Saved entries:
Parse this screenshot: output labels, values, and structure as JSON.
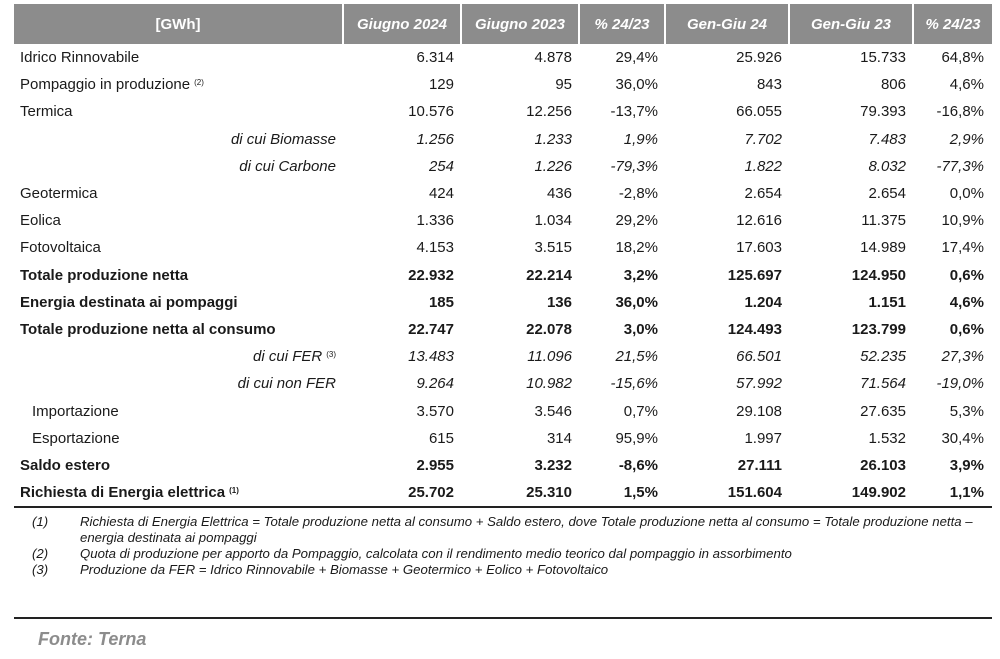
{
  "headers": [
    "[GWh]",
    "Giugno 2024",
    "Giugno 2023",
    "% 24/23",
    "Gen-Giu 24",
    "Gen-Giu 23",
    "% 24/23"
  ],
  "rows": [
    {
      "label": "Idrico Rinnovabile",
      "note": "",
      "values": [
        "6.314",
        "4.878",
        "29,4%",
        "25.926",
        "15.733",
        "64,8%"
      ]
    },
    {
      "label": "Pompaggio in produzione",
      "note": "(2)",
      "values": [
        "129",
        "95",
        "36,0%",
        "843",
        "806",
        "4,6%"
      ]
    },
    {
      "label": "Termica",
      "note": "",
      "values": [
        "10.576",
        "12.256",
        "-13,7%",
        "66.055",
        "79.393",
        "-16,8%"
      ]
    },
    {
      "label": "di cui Biomasse",
      "note": "",
      "values": [
        "1.256",
        "1.233",
        "1,9%",
        "7.702",
        "7.483",
        "2,9%"
      ]
    },
    {
      "label": "di cui Carbone",
      "note": "",
      "values": [
        "254",
        "1.226",
        "-79,3%",
        "1.822",
        "8.032",
        "-77,3%"
      ]
    },
    {
      "label": "Geotermica",
      "note": "",
      "values": [
        "424",
        "436",
        "-2,8%",
        "2.654",
        "2.654",
        "0,0%"
      ]
    },
    {
      "label": "Eolica",
      "note": "",
      "values": [
        "1.336",
        "1.034",
        "29,2%",
        "12.616",
        "11.375",
        "10,9%"
      ]
    },
    {
      "label": "Fotovoltaica",
      "note": "",
      "values": [
        "4.153",
        "3.515",
        "18,2%",
        "17.603",
        "14.989",
        "17,4%"
      ]
    },
    {
      "label": "Totale produzione netta",
      "note": "",
      "values": [
        "22.932",
        "22.214",
        "3,2%",
        "125.697",
        "124.950",
        "0,6%"
      ]
    },
    {
      "label": "Energia destinata ai pompaggi",
      "note": "",
      "values": [
        "185",
        "136",
        "36,0%",
        "1.204",
        "1.151",
        "4,6%"
      ]
    },
    {
      "label": "Totale produzione netta al consumo",
      "note": "",
      "values": [
        "22.747",
        "22.078",
        "3,0%",
        "124.493",
        "123.799",
        "0,6%"
      ]
    },
    {
      "label": "di cui FER",
      "note": "(3)",
      "values": [
        "13.483",
        "11.096",
        "21,5%",
        "66.501",
        "52.235",
        "27,3%"
      ]
    },
    {
      "label": "di cui non FER",
      "note": "",
      "values": [
        "9.264",
        "10.982",
        "-15,6%",
        "57.992",
        "71.564",
        "-19,0%"
      ]
    },
    {
      "label": "Importazione",
      "note": "",
      "values": [
        "3.570",
        "3.546",
        "0,7%",
        "29.108",
        "27.635",
        "5,3%"
      ]
    },
    {
      "label": "Esportazione",
      "note": "",
      "values": [
        "615",
        "314",
        "95,9%",
        "1.997",
        "1.532",
        "30,4%"
      ]
    },
    {
      "label": "Saldo estero",
      "note": "",
      "values": [
        "2.955",
        "3.232",
        "-8,6%",
        "27.111",
        "26.103",
        "3,9%"
      ]
    },
    {
      "label": "Richiesta di Energia elettrica",
      "note": "(1)",
      "values": [
        "25.702",
        "25.310",
        "1,5%",
        "151.604",
        "149.902",
        "1,1%"
      ]
    }
  ],
  "notes": [
    {
      "n": "(1)",
      "text": "Richiesta di Energia Elettrica = Totale produzione netta al consumo + Saldo estero, dove Totale produzione netta al consumo = Totale produzione netta – energia destinata ai pompaggi"
    },
    {
      "n": "(2)",
      "text": "Quota di produzione per apporto da Pompaggio, calcolata con il rendimento medio teorico dal pompaggio in assorbimento"
    },
    {
      "n": "(3)",
      "text": "Produzione da FER = Idrico Rinnovabile + Biomasse + Geotermico + Eolico + Fotovoltaico"
    }
  ],
  "source": "Fonte: Terna"
}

Exercise details:
Retype all the records shown above, character for character. Omit every picture.

Expected answer:
Parse this screenshot: output labels, values, and structure as JSON.
{
  "headers": [
    "[GWh]",
    "Giugno 2024",
    "Giugno 2023",
    "% 24/23",
    "Gen-Giu 24",
    "Gen-Giu 23",
    "% 24/23"
  ],
  "rows": [
    {
      "label": "Idrico Rinnovabile",
      "note": "",
      "values": [
        "6.314",
        "4.878",
        "29,4%",
        "25.926",
        "15.733",
        "64,8%"
      ]
    },
    {
      "label": "Pompaggio in produzione",
      "note": "(2)",
      "values": [
        "129",
        "95",
        "36,0%",
        "843",
        "806",
        "4,6%"
      ]
    },
    {
      "label": "Termica",
      "note": "",
      "values": [
        "10.576",
        "12.256",
        "-13,7%",
        "66.055",
        "79.393",
        "-16,8%"
      ]
    },
    {
      "label": "di cui Biomasse",
      "note": "",
      "values": [
        "1.256",
        "1.233",
        "1,9%",
        "7.702",
        "7.483",
        "2,9%"
      ]
    },
    {
      "label": "di cui Carbone",
      "note": "",
      "values": [
        "254",
        "1.226",
        "-79,3%",
        "1.822",
        "8.032",
        "-77,3%"
      ]
    },
    {
      "label": "Geotermica",
      "note": "",
      "values": [
        "424",
        "436",
        "-2,8%",
        "2.654",
        "2.654",
        "0,0%"
      ]
    },
    {
      "label": "Eolica",
      "note": "",
      "values": [
        "1.336",
        "1.034",
        "29,2%",
        "12.616",
        "11.375",
        "10,9%"
      ]
    },
    {
      "label": "Fotovoltaica",
      "note": "",
      "values": [
        "4.153",
        "3.515",
        "18,2%",
        "17.603",
        "14.989",
        "17,4%"
      ]
    },
    {
      "label": "Totale produzione netta",
      "note": "",
      "values": [
        "22.932",
        "22.214",
        "3,2%",
        "125.697",
        "124.950",
        "0,6%"
      ]
    },
    {
      "label": "Energia destinata ai pompaggi",
      "note": "",
      "values": [
        "185",
        "136",
        "36,0%",
        "1.204",
        "1.151",
        "4,6%"
      ]
    },
    {
      "label": "Totale produzione netta al consumo",
      "note": "",
      "values": [
        "22.747",
        "22.078",
        "3,0%",
        "124.493",
        "123.799",
        "0,6%"
      ]
    },
    {
      "label": "di cui FER",
      "note": "(3)",
      "values": [
        "13.483",
        "11.096",
        "21,5%",
        "66.501",
        "52.235",
        "27,3%"
      ]
    },
    {
      "label": "di cui non FER",
      "note": "",
      "values": [
        "9.264",
        "10.982",
        "-15,6%",
        "57.992",
        "71.564",
        "-19,0%"
      ]
    },
    {
      "label": "Importazione",
      "note": "",
      "values": [
        "3.570",
        "3.546",
        "0,7%",
        "29.108",
        "27.635",
        "5,3%"
      ]
    },
    {
      "label": "Esportazione",
      "note": "",
      "values": [
        "615",
        "314",
        "95,9%",
        "1.997",
        "1.532",
        "30,4%"
      ]
    },
    {
      "label": "Saldo estero",
      "note": "",
      "values": [
        "2.955",
        "3.232",
        "-8,6%",
        "27.111",
        "26.103",
        "3,9%"
      ]
    },
    {
      "label": "Richiesta di Energia elettrica",
      "note": "(1)",
      "values": [
        "25.702",
        "25.310",
        "1,5%",
        "151.604",
        "149.902",
        "1,1%"
      ]
    }
  ],
  "notes": [
    {
      "n": "(1)",
      "text": "Richiesta di Energia Elettrica = Totale produzione netta al consumo + Saldo estero, dove Totale produzione netta al consumo = Totale produzione netta – energia destinata ai pompaggi"
    },
    {
      "n": "(2)",
      "text": "Quota di produzione per apporto da Pompaggio, calcolata con il rendimento medio teorico dal pompaggio in assorbimento"
    },
    {
      "n": "(3)",
      "text": "Produzione da FER = Idrico Rinnovabile + Biomasse + Geotermico + Eolico + Fotovoltaico"
    }
  ],
  "source": "Fonte: Terna"
}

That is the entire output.